◆ **CHALLENGE**
In the records below, find each line with the word "Enter" and copy it.

---

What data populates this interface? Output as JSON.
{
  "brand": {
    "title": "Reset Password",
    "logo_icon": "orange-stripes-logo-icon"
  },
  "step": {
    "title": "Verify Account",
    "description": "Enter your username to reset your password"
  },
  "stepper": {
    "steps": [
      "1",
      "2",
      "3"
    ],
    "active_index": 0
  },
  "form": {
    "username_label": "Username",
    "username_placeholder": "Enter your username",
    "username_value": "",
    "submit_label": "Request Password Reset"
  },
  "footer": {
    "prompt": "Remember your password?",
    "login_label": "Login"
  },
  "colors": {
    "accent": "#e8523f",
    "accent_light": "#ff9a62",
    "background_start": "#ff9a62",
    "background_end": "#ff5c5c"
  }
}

---

◆ **FINAL ANSWER**
    "description": "Enter your username to reset your password"
    "username_placeholder": "Enter your username",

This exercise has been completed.